Pick out each line of the records that includes the string "this", and copy it.
START DATA SECTION
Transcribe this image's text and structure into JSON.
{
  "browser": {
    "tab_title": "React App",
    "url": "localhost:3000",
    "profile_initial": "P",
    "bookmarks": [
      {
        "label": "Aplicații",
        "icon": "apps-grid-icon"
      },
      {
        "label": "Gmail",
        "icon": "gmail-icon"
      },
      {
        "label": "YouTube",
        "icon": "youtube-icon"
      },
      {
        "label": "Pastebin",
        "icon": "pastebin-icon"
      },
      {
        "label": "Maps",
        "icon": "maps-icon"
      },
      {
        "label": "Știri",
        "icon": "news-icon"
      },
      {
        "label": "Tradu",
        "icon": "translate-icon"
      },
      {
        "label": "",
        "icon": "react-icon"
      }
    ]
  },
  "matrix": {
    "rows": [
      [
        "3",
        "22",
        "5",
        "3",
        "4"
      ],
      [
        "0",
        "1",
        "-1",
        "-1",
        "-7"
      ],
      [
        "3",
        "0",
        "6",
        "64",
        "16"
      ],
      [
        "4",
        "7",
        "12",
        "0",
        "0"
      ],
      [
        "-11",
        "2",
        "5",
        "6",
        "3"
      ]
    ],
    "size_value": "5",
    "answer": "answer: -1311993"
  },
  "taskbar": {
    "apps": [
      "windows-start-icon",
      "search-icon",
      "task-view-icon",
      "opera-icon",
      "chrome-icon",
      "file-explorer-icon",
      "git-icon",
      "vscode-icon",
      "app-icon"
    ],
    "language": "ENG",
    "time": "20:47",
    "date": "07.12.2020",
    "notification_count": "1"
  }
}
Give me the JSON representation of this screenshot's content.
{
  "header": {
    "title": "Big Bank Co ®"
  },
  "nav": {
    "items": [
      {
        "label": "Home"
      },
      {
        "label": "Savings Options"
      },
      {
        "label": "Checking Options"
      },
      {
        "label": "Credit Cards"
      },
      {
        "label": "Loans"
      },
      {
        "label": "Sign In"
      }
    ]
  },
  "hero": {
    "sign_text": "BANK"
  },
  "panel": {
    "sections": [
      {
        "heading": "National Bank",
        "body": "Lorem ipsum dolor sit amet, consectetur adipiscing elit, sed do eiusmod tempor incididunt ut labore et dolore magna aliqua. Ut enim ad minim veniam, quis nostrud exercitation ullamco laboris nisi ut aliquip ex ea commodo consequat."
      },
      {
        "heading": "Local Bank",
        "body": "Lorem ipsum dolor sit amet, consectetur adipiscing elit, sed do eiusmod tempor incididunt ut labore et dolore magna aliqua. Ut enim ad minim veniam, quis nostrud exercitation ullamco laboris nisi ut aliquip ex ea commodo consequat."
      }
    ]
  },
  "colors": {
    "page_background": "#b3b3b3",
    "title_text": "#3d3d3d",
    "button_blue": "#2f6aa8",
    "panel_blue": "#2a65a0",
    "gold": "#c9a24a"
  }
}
END DATA SECTION
### [THE REPLY]
Transcribe this image's text and structure into JSON.
Give me the JSON representation of this screenshot's content.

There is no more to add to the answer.